| REQUIREMENT |
Show every line below where "image" can be found.

=-=-=-=-=

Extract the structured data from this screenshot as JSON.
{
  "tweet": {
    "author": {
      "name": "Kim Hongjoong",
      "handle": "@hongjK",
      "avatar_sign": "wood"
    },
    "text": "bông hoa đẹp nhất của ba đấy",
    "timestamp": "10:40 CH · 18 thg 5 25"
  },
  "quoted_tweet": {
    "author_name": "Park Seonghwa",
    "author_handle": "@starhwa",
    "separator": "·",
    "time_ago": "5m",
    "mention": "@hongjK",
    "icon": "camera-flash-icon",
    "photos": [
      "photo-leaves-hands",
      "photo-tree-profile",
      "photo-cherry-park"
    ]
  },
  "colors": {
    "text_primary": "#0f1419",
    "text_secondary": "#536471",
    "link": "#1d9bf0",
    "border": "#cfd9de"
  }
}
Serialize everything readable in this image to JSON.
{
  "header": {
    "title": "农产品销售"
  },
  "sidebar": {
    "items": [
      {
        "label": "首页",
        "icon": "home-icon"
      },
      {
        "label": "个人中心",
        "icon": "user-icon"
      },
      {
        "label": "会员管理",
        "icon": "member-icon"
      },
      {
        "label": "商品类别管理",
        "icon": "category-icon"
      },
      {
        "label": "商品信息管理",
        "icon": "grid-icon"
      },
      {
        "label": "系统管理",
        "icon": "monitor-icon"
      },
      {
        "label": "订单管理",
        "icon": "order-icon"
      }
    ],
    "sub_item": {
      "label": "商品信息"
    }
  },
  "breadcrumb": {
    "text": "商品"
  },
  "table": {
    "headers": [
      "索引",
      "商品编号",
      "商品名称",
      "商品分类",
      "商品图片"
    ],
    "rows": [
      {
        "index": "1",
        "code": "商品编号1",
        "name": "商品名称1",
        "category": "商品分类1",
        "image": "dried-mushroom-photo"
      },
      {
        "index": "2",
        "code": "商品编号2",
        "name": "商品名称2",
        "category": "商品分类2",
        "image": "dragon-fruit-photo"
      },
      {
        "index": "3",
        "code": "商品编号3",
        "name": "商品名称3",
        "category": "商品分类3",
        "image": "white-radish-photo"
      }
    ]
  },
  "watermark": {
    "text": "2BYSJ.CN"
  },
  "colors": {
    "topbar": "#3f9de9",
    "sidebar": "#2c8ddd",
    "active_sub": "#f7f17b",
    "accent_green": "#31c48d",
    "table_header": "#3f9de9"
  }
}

=-=-=-=-=

| ANSWER TO THE TASK |
Serialize everything readable in this image to JSON.
        "image": "dried-mushroom-photo"
        "image": "dragon-fruit-photo"
        "image": "white-radish-photo"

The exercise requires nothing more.